==== DATA ENTRIES ====
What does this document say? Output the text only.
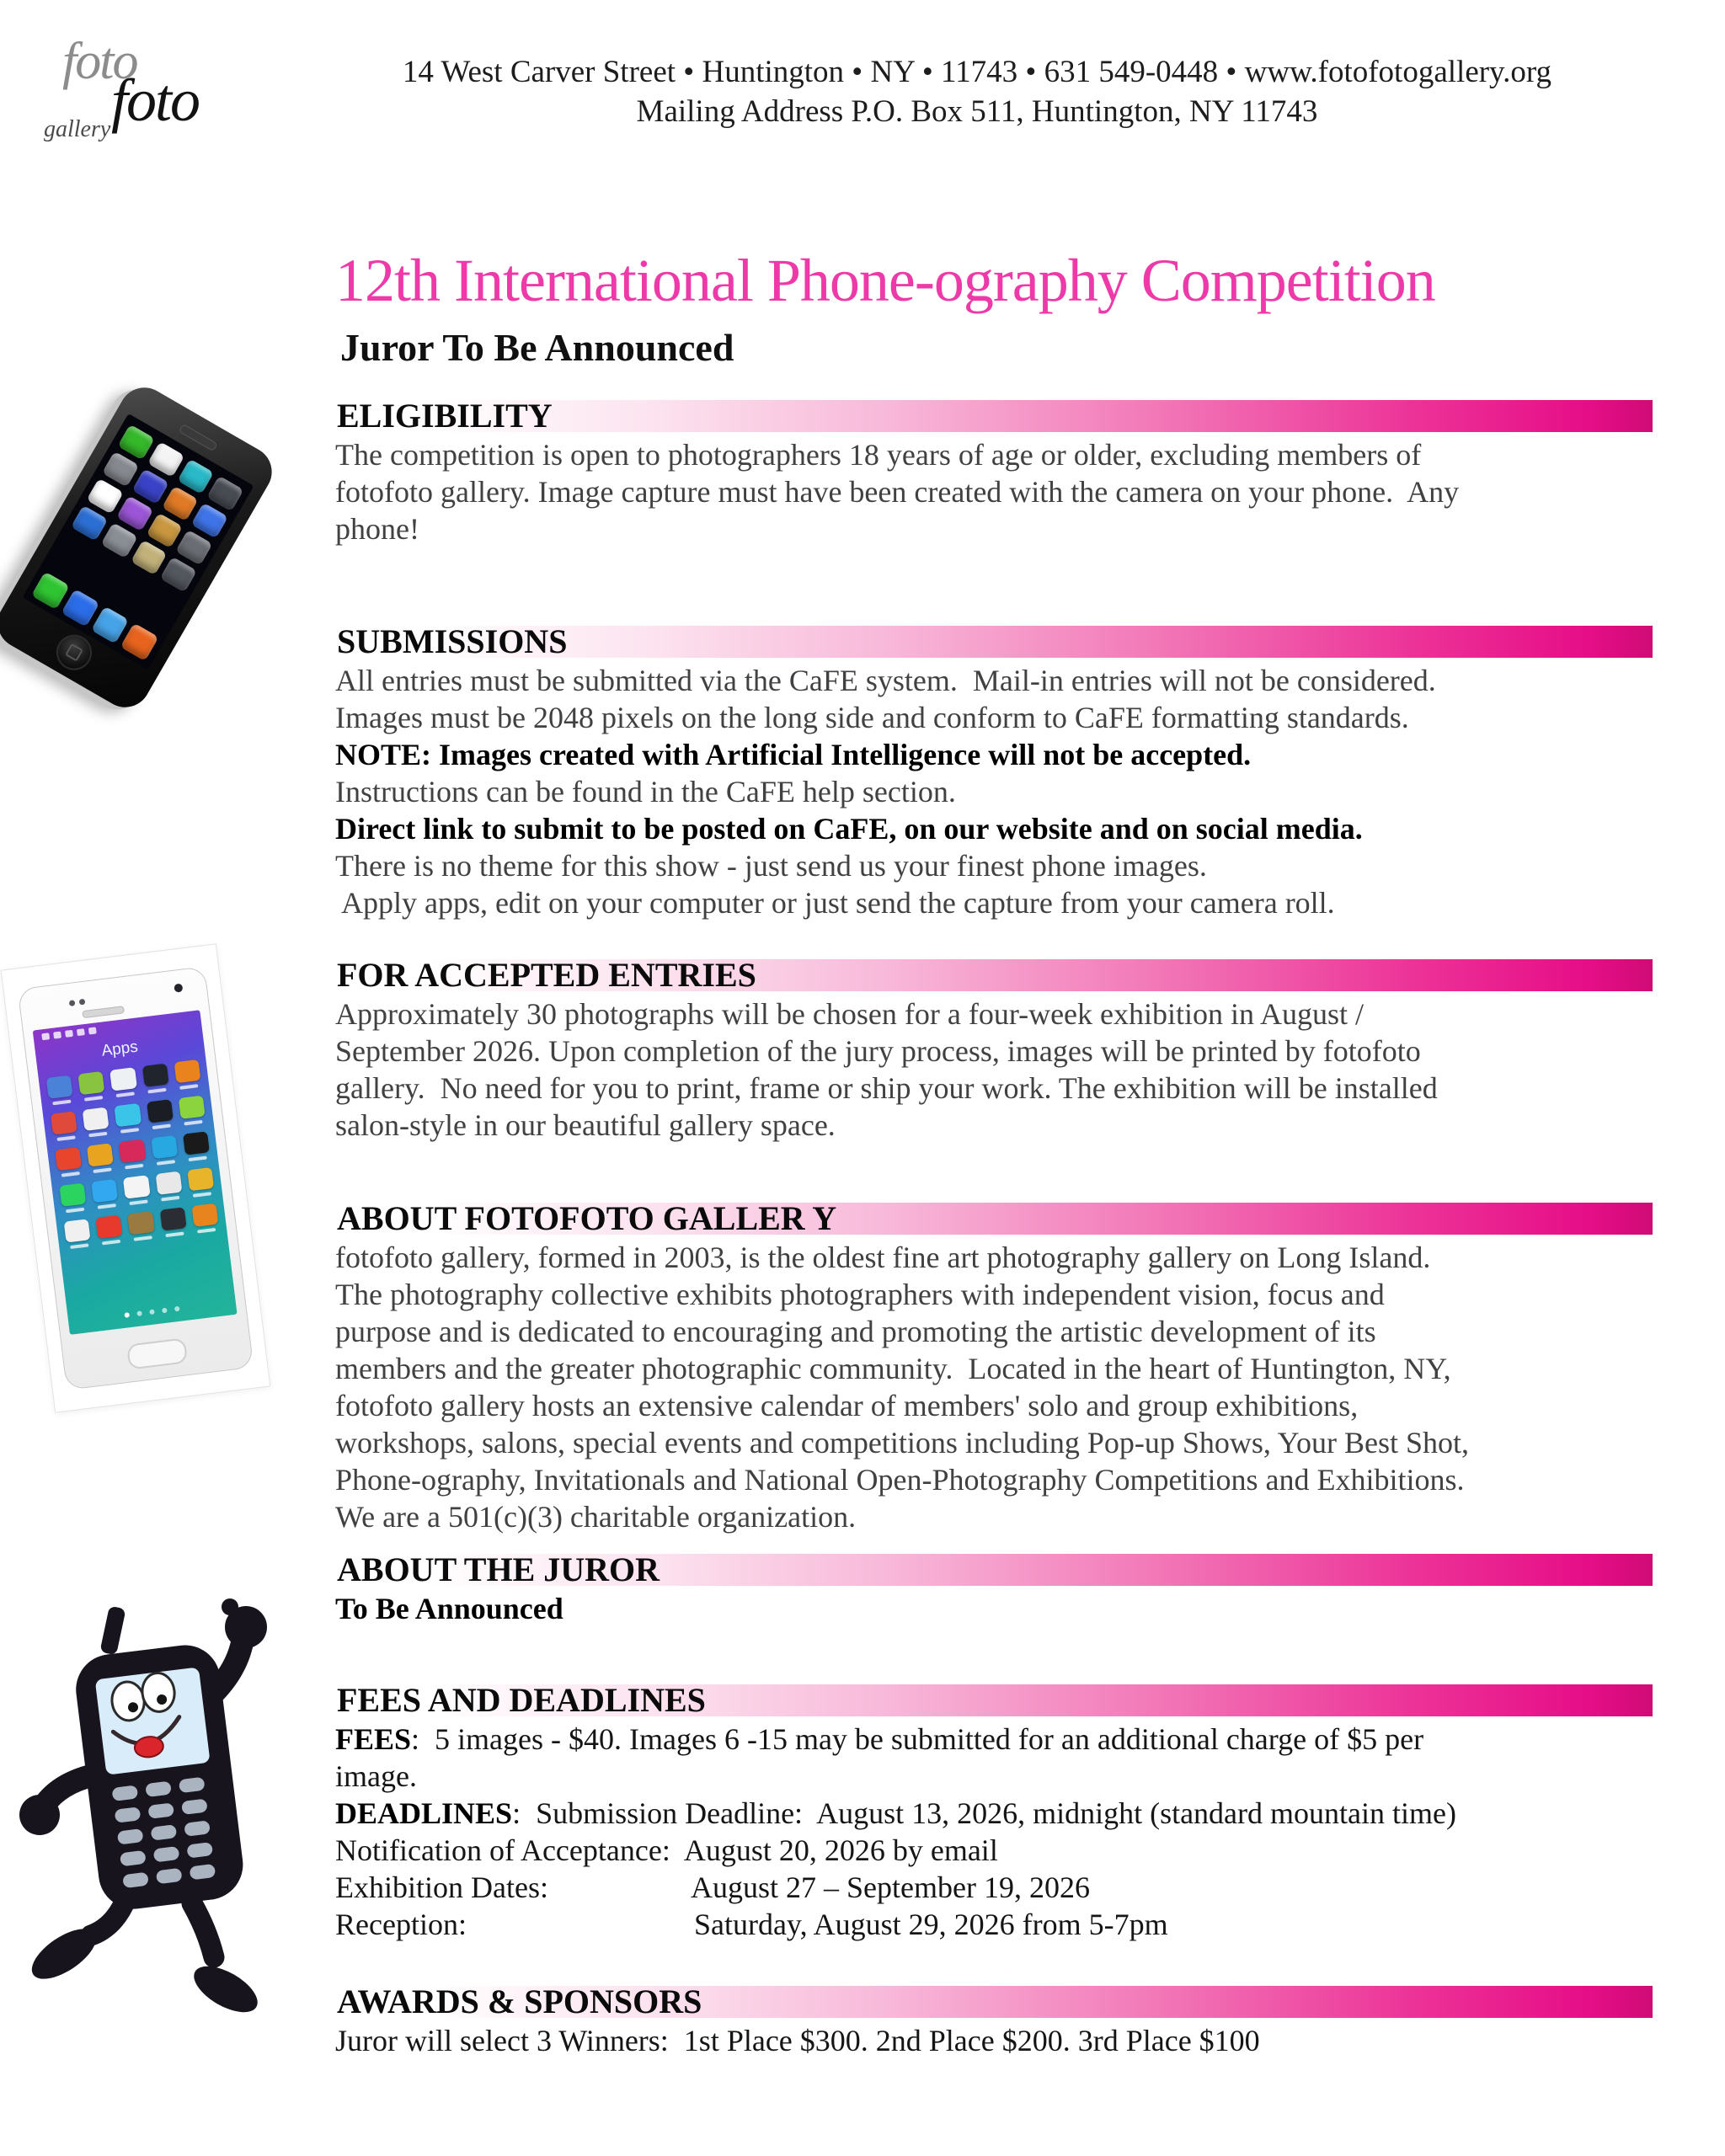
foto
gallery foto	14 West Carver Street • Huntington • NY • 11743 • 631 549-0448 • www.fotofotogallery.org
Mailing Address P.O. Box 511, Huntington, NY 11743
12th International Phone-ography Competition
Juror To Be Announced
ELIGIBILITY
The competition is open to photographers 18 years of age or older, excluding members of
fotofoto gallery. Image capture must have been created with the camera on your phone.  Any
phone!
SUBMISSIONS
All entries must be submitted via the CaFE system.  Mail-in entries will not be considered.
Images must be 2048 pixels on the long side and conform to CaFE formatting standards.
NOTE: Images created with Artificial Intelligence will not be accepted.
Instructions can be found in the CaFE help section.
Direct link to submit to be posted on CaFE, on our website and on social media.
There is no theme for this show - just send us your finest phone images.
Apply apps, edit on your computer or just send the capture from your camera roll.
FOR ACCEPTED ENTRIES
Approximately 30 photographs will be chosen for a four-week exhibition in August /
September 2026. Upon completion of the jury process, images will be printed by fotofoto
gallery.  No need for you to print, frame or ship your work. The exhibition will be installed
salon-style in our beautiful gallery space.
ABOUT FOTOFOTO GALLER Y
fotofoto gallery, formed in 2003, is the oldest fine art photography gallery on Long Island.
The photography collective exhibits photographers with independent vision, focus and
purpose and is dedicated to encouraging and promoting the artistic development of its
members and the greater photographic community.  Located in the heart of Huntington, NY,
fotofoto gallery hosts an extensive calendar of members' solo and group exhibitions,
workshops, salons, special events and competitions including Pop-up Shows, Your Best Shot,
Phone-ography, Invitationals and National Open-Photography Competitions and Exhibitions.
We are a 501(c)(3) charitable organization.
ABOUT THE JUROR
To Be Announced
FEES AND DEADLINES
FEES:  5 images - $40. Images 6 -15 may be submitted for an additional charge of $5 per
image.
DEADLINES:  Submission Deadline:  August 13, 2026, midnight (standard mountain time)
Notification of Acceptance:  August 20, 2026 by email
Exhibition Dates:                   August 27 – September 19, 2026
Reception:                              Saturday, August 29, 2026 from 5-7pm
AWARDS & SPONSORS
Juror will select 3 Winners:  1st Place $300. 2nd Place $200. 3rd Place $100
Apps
====
==== DATA ENTRIES ====
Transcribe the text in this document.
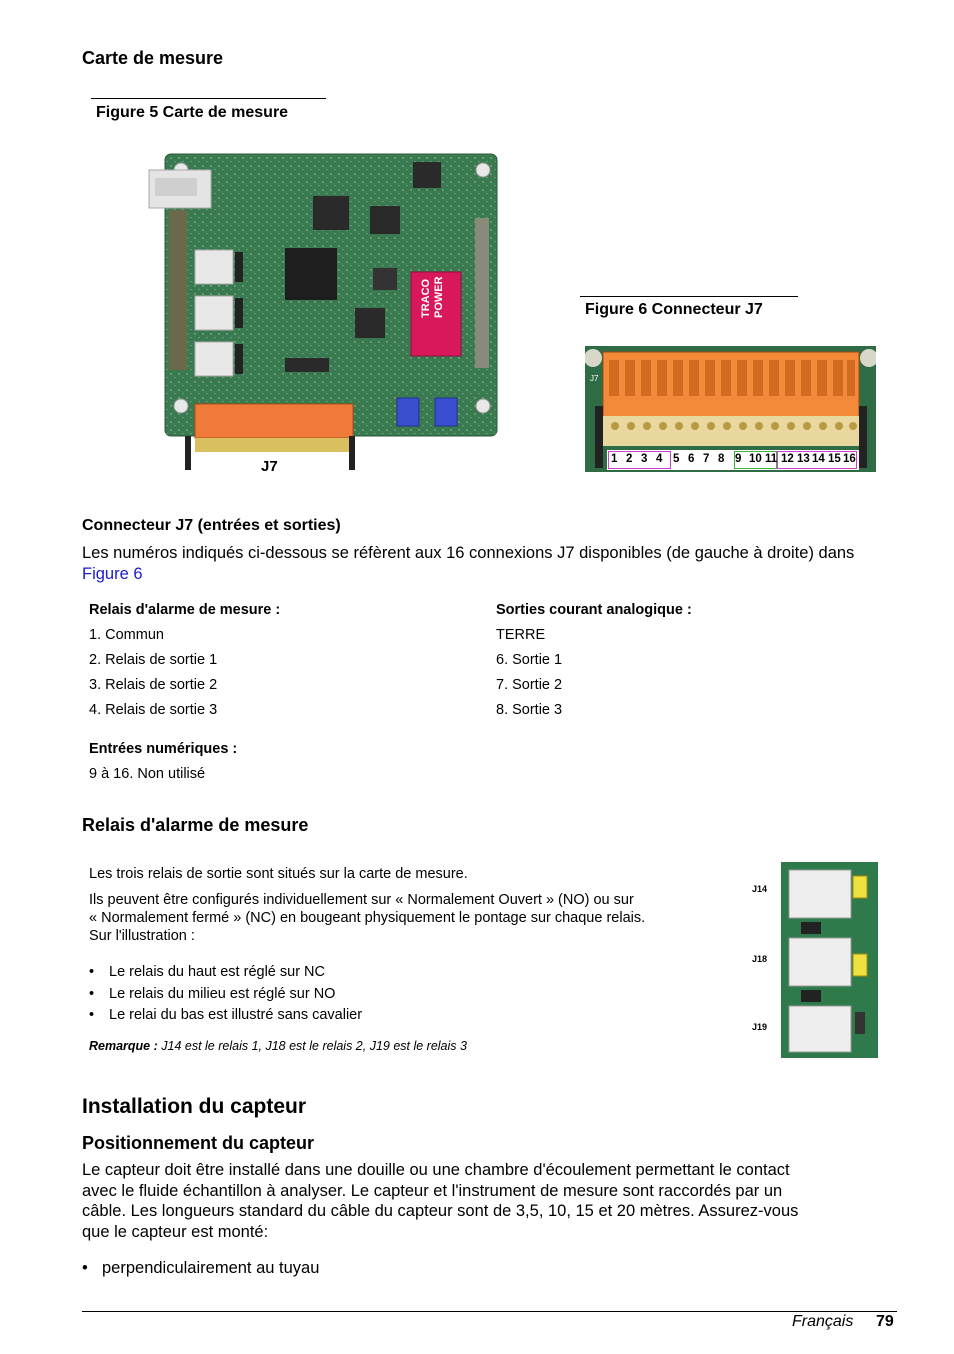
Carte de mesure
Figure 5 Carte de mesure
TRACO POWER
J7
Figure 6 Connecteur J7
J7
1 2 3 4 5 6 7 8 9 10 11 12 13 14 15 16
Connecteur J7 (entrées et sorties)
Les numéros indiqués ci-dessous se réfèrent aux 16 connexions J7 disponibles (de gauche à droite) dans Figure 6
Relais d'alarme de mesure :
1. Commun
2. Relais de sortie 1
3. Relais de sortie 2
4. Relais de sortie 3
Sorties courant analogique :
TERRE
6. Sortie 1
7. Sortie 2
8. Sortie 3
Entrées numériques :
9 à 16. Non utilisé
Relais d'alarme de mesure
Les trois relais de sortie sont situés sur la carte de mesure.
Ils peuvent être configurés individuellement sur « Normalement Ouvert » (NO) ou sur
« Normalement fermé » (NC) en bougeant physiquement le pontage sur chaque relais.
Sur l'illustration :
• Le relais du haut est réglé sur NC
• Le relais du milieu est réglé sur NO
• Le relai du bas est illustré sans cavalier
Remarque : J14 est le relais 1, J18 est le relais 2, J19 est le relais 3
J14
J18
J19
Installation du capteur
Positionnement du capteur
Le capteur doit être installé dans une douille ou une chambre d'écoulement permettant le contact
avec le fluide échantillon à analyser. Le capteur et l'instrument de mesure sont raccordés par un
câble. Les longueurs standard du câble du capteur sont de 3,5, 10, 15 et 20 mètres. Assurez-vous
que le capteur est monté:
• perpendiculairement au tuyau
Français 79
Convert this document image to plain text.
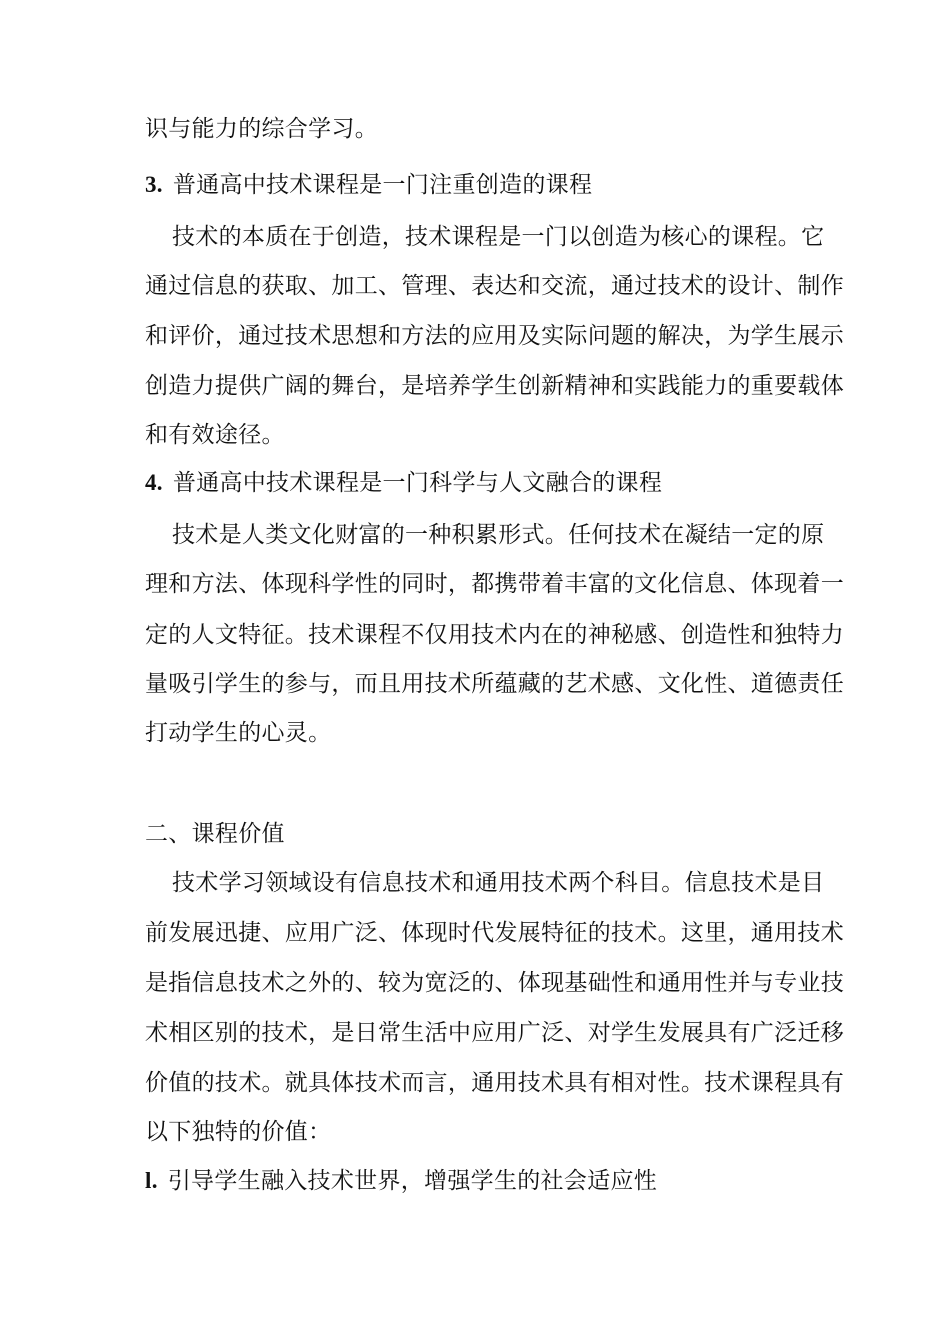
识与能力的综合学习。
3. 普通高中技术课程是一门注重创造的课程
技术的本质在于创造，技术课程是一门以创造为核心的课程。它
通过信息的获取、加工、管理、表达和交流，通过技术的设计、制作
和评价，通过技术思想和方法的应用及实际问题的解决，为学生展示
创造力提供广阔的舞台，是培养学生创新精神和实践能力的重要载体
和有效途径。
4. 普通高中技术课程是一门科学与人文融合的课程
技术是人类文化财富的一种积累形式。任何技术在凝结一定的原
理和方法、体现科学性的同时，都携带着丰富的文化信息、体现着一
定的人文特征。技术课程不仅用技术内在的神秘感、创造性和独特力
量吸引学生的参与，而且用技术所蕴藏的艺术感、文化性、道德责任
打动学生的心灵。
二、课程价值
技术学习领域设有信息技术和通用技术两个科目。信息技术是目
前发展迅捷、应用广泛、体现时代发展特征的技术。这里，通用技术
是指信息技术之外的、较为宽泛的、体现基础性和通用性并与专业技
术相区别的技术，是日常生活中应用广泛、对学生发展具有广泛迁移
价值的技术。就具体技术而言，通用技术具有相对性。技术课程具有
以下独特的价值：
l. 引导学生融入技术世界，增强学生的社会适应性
====
==== DATA ENTRIES ====
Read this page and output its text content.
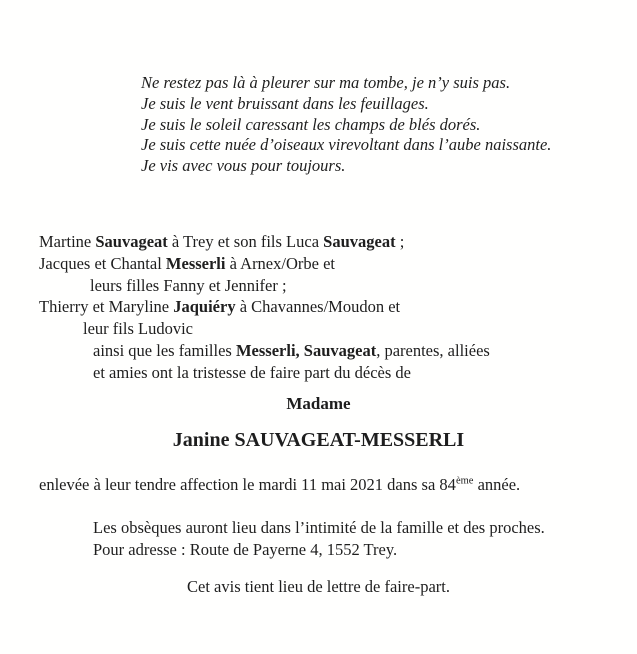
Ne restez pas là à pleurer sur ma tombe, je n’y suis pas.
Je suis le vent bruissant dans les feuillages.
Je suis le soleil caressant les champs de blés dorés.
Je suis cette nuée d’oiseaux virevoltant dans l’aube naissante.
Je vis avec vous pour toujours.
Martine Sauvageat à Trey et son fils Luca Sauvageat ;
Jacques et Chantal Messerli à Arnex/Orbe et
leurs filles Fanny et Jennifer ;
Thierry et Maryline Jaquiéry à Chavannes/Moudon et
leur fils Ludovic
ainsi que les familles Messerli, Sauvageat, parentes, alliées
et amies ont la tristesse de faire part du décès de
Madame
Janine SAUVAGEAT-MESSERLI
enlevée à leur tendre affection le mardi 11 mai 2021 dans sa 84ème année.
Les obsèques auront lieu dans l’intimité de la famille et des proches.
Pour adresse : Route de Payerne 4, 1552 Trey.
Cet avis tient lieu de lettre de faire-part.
====
REQUIREMENTS.
Pick out every line above that contains the word "August" and copy it.

WORKED ANSWER.
Approximately 30 photographs will be chosen for a four-week exhibition in August /
DEADLINES:  Submission Deadline:  August 13, 2026, midnight (standard mountain time)
Notification of Acceptance:  August 20, 2026 by email
Exhibition Dates:                   August 27 – September 19, 2026
Reception:                              Saturday, August 29, 2026 from 5-7pm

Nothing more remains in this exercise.